* Given problem
Print every entry word for word, but omit the pictures.

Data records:
------------------------------------------------

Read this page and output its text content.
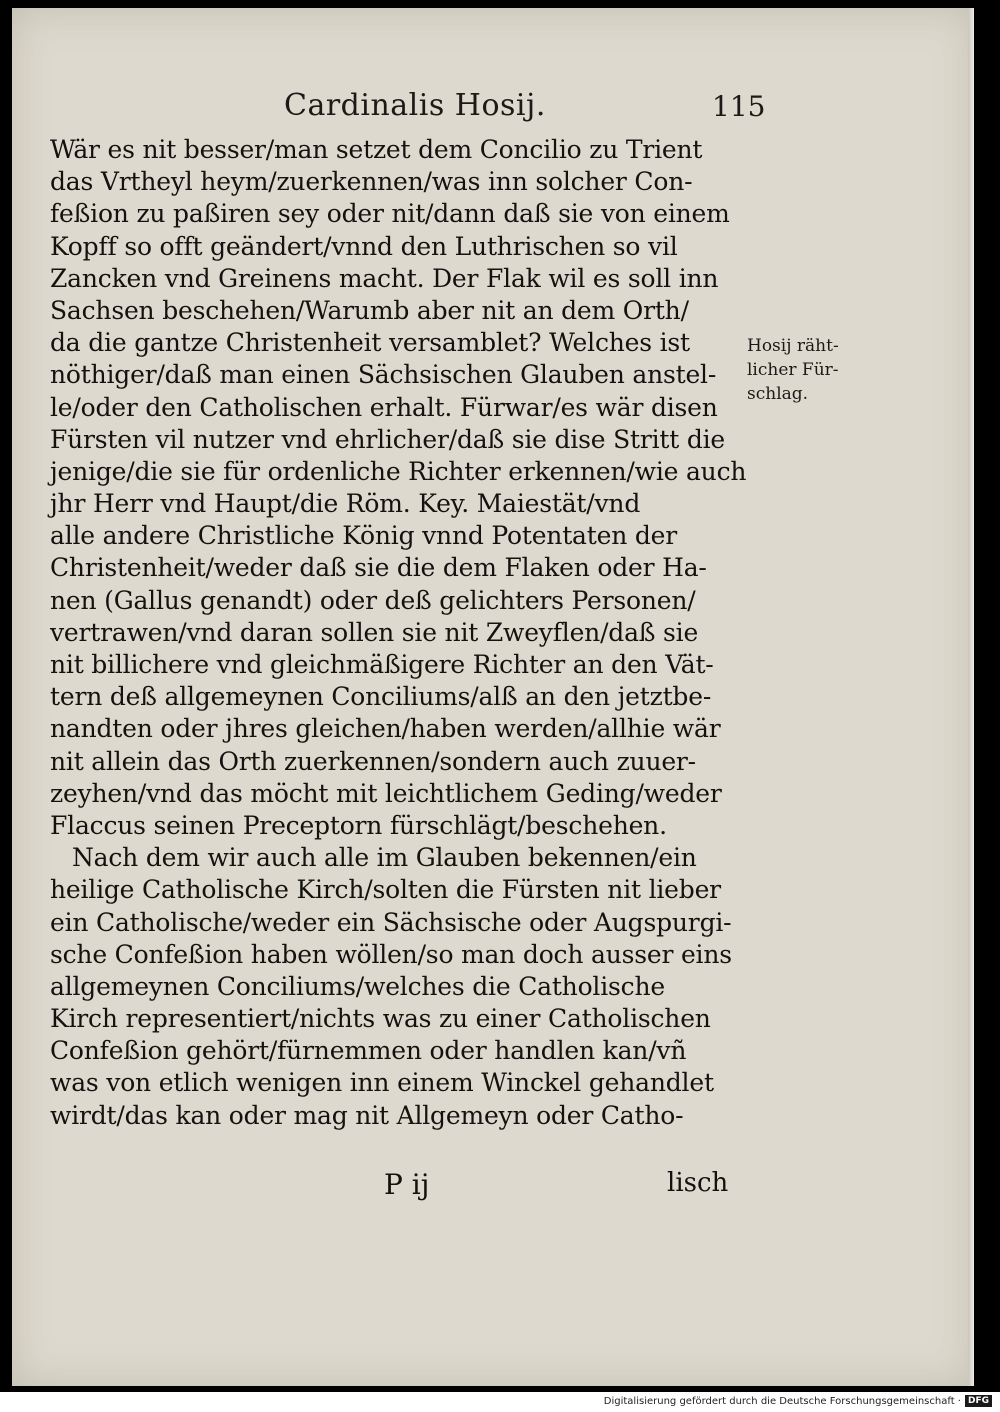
Cardinalis Hosij.	115
Wär es nit besser/man setzet dem Concilio zu Trient
das Vrtheyl heym/zuerkennen/was inn solcher Con-
feßion zu paßiren sey oder nit/dann daß sie von einem
Kopff so offt geändert/vnnd den Luthrischen so vil
Zancken vnd Greinens macht. Der Flak wil es soll inn
Sachsen beschehen/Warumb aber nit an dem Orth/
da die gantze Christenheit versamblet? Welches ist
nöthiger/daß man einen Sächsischen Glauben anstel-
le/oder den Catholischen erhalt. Fürwar/es wär disen
Fürsten vil nutzer vnd ehrlicher/daß sie dise Stritt die
jenige/die sie für ordenliche Richter erkennen/wie auch
jhr Herr vnd Haupt/die Röm. Key. Maiestät/vnd
alle andere Christliche König vnnd Potentaten der
Christenheit/weder daß sie die dem Flaken oder Ha-
nen (Gallus genandt) oder deß gelichters Personen/
vertrawen/vnd daran sollen sie nit Zweyflen/daß sie
nit billichere vnd gleichmäßigere Richter an den Vät-
tern deß allgemeynen Conciliums/alß an den jetztbe-
nandten oder jhres gleichen/haben werden/allhie wär
nit allein das Orth zuerkennen/sondern auch zuuer-
zeyhen/vnd das möcht mit leichtlichem Geding/weder
Flaccus seinen Preceptorn fürschlägt/beschehen.
Nach dem wir auch alle im Glauben bekennen/ein
heilige Catholische Kirch/solten die Fürsten nit lieber
ein Catholische/weder ein Sächsische oder Augspurgi-
sche Confeßion haben wöllen/so man doch ausser eins
allgemeynen Conciliums/welches die Catholische
Kirch representiert/nichts was zu einer Catholischen
Confeßion gehört/fürnemmen oder handlen kan/vñ
was von etlich wenigen inn einem Winckel gehandlet
wirdt/das kan oder mag nit Allgemeyn oder Catho-
Hosij räht-
licher Für-
schlag.
P ij	lisch
Digitalisierung gefördert durch die Deutsche Forschungsgemeinschaft · DFG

------------------------------------------------

* Exercise result
Read this page and output its text content.
Cardinalis Hosij.	115
Wär es nit besser/man setzet dem Concilio zu Trient
das Vrtheyl heym/zuerkennen/was inn solcher Con-
feßion zu paßiren sey oder nit/dann daß sie von einem
Kopff so offt geändert/vnnd den Luthrischen so vil
Zancken vnd Greinens macht. Der Flak wil es soll inn
Sachsen beschehen/Warumb aber nit an dem Orth/
da die gantze Christenheit versamblet? Welches ist
nöthiger/daß man einen Sächsischen Glauben anstel-
le/oder den Catholischen erhalt. Fürwar/es wär disen
Fürsten vil nutzer vnd ehrlicher/daß sie dise Stritt die
jenige/die sie für ordenliche Richter erkennen/wie auch
jhr Herr vnd Haupt/die Röm. Key. Maiestät/vnd
alle andere Christliche König vnnd Potentaten der
Christenheit/weder daß sie die dem Flaken oder Ha-
nen (Gallus genandt) oder deß gelichters Personen/
vertrawen/vnd daran sollen sie nit Zweyflen/daß sie
nit billichere vnd gleichmäßigere Richter an den Vät-
tern deß allgemeynen Conciliums/alß an den jetztbe-
nandten oder jhres gleichen/haben werden/allhie wär
nit allein das Orth zuerkennen/sondern auch zuuer-
zeyhen/vnd das möcht mit leichtlichem Geding/weder
Flaccus seinen Preceptorn fürschlägt/beschehen.
Nach dem wir auch alle im Glauben bekennen/ein
heilige Catholische Kirch/solten die Fürsten nit lieber
ein Catholische/weder ein Sächsische oder Augspurgi-
sche Confeßion haben wöllen/so man doch ausser eins
allgemeynen Conciliums/welches die Catholische
Kirch representiert/nichts was zu einer Catholischen
Confeßion gehört/fürnemmen oder handlen kan/vñ
was von etlich wenigen inn einem Winckel gehandlet
wirdt/das kan oder mag nit Allgemeyn oder Catho-
Hosij räht-
licher Für-
schlag.
P ij	lisch
Digitalisierung gefördert durch die Deutsche Forschungsgemeinschaft · DFG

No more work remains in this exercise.